What needs to be done:
For the entries that follow, tally the lines holding the string "JSON". Give the total and nothing else.

Records to process:
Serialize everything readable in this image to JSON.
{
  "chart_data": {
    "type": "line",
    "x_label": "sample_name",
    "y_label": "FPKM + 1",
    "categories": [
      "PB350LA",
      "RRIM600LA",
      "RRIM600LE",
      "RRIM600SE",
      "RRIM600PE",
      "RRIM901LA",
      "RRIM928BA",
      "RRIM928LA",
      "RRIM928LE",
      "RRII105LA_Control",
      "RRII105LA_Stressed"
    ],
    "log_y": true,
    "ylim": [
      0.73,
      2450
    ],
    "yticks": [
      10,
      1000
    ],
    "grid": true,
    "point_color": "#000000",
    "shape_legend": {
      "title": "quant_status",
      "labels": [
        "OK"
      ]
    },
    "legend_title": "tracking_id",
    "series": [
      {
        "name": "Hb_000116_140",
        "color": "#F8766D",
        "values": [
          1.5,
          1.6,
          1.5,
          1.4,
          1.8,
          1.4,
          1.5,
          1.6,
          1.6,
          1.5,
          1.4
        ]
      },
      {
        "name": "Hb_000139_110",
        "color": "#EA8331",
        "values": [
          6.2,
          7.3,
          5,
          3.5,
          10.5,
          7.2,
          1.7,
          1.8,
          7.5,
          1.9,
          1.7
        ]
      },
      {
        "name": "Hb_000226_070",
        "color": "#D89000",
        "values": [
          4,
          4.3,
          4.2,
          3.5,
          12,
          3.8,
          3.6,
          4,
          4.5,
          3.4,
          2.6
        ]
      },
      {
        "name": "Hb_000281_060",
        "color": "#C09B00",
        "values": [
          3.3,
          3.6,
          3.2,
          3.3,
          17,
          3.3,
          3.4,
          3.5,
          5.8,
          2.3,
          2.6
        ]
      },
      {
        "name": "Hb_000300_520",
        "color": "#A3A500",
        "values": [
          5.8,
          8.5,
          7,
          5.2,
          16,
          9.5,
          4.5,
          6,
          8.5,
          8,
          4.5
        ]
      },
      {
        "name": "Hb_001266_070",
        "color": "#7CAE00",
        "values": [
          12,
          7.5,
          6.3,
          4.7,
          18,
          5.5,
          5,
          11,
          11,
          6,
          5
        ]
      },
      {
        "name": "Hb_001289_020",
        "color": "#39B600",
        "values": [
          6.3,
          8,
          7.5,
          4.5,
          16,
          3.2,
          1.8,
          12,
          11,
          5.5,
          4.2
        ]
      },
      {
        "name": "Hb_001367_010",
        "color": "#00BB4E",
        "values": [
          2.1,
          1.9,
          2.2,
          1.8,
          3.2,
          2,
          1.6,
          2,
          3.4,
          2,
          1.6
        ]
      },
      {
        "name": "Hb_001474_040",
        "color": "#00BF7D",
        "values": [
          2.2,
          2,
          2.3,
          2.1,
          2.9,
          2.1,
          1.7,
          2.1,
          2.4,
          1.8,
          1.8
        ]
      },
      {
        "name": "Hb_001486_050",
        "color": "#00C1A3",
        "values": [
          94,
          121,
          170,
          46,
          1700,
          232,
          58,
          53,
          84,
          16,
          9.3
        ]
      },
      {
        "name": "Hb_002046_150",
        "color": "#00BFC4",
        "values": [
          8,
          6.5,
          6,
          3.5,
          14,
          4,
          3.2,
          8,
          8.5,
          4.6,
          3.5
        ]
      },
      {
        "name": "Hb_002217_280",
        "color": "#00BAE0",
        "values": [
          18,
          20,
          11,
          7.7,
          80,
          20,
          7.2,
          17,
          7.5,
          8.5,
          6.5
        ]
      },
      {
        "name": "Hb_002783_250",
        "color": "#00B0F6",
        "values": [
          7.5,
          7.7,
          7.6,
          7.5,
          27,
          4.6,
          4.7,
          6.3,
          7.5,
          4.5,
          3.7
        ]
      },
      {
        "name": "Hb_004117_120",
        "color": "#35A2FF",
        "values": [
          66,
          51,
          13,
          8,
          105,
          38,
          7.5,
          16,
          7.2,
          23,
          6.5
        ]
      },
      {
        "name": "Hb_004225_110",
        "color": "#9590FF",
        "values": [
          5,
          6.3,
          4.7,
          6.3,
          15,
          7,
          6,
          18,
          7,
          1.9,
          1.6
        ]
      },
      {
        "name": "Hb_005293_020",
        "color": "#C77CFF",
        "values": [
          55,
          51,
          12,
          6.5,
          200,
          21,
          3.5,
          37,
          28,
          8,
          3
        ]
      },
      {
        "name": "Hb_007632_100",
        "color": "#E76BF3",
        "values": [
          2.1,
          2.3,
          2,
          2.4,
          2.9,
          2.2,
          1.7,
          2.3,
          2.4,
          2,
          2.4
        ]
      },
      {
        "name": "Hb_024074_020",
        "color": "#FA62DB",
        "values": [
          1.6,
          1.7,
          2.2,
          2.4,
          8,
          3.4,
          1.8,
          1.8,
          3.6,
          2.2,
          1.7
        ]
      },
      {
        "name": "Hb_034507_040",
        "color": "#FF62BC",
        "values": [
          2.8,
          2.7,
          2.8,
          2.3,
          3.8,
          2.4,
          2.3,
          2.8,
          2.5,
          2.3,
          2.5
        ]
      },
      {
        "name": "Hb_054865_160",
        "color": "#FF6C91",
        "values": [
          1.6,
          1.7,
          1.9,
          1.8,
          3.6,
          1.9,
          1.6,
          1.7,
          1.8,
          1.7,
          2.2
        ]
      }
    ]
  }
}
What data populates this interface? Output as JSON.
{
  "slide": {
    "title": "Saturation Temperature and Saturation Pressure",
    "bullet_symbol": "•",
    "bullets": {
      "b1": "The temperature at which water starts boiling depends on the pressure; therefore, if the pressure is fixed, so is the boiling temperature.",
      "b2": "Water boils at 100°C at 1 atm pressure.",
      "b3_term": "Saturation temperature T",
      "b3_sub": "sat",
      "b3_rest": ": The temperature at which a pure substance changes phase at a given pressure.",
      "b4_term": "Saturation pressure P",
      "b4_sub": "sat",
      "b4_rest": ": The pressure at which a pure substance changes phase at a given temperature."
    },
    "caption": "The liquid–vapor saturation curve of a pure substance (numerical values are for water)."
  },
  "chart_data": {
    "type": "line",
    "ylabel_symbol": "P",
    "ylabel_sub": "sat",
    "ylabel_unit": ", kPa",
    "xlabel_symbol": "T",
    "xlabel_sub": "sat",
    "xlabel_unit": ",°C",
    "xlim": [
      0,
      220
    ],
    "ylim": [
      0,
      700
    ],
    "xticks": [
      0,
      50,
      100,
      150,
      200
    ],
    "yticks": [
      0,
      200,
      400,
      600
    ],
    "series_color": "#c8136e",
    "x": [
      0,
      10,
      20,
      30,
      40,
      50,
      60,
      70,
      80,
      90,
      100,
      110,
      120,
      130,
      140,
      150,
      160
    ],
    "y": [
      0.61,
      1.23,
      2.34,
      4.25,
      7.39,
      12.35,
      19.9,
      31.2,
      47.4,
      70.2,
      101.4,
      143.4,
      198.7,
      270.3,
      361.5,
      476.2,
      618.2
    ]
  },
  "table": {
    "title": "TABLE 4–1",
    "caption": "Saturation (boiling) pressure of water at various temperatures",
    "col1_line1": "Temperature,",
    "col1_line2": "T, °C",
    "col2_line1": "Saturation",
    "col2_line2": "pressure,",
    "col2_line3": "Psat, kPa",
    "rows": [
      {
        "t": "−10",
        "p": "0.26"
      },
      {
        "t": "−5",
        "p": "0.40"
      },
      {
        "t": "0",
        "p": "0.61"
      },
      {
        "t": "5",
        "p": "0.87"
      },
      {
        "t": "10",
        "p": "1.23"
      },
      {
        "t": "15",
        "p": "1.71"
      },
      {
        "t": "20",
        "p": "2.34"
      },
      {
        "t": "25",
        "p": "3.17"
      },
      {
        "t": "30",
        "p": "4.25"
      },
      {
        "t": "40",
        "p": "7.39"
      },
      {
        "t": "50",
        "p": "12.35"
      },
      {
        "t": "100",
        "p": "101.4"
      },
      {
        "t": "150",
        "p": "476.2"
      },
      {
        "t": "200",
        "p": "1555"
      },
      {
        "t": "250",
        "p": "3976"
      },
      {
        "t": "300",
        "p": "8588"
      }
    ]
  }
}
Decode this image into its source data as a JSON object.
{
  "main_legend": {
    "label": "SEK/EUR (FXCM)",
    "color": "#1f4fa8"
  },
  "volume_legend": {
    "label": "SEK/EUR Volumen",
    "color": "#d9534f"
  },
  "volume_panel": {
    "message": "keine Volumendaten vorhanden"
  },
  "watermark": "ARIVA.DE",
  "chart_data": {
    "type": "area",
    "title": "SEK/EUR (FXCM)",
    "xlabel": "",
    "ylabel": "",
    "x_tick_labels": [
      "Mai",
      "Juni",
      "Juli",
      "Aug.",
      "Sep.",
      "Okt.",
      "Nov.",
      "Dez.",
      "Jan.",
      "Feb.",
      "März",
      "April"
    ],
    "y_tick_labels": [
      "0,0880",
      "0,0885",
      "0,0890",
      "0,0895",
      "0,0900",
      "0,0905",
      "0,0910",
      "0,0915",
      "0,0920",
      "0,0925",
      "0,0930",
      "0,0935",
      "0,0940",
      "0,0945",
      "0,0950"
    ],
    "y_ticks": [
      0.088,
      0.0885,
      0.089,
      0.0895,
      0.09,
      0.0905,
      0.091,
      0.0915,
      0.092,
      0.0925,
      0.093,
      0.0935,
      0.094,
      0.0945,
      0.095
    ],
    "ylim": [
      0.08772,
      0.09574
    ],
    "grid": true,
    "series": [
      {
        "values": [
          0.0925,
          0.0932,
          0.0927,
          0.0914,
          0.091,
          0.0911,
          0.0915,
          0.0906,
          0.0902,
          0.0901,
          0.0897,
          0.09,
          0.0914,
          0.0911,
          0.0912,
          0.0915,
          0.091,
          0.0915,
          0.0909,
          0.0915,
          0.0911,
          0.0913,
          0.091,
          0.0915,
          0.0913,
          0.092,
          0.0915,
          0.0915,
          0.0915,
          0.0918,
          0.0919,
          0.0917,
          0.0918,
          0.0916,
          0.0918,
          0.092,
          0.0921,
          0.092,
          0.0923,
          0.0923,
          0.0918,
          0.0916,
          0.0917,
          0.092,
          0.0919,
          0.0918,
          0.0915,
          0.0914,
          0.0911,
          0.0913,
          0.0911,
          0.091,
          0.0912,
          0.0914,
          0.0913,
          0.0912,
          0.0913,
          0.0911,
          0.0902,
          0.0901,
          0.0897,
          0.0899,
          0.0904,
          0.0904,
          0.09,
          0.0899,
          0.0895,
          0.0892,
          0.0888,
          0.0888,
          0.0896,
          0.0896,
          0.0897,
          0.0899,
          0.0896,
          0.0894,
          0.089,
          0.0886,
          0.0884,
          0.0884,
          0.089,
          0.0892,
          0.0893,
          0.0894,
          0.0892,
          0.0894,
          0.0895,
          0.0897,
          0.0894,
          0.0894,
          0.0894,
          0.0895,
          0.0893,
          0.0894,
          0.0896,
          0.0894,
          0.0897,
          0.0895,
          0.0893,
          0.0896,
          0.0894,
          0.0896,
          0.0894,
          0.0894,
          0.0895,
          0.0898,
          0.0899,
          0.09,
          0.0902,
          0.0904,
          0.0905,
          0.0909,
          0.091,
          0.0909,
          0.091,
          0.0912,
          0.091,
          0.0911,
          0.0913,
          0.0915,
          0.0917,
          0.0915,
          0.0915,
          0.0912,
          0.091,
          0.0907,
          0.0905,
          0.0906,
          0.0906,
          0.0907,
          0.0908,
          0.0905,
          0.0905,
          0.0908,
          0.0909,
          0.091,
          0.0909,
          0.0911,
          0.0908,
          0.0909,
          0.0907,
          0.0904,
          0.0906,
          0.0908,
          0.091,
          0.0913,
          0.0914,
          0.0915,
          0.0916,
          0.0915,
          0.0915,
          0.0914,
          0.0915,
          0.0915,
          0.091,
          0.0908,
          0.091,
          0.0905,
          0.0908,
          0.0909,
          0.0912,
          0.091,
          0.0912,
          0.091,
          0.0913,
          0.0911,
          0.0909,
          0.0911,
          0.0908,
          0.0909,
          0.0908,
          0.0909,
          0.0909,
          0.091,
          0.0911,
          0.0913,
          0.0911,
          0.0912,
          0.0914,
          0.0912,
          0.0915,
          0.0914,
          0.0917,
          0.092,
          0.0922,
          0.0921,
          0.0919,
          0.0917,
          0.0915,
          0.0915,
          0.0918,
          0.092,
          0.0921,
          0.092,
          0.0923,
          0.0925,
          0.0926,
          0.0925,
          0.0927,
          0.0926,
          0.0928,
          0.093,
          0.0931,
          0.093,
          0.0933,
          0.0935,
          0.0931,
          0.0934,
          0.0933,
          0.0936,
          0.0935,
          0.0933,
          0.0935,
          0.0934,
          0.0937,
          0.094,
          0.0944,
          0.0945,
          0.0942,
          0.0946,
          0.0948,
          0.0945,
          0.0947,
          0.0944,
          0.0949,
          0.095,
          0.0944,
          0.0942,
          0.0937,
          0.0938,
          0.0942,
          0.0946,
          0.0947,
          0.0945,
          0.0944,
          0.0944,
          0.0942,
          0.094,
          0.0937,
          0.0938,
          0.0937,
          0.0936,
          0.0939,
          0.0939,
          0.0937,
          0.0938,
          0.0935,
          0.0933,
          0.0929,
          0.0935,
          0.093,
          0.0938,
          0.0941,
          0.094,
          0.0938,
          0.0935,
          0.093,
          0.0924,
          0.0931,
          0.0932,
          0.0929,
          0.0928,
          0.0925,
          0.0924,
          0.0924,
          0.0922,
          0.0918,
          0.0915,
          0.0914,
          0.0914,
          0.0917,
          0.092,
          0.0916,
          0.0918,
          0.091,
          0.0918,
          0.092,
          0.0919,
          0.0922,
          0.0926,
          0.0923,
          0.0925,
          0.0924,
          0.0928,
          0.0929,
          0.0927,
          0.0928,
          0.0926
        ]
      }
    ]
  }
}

Exercise result:
3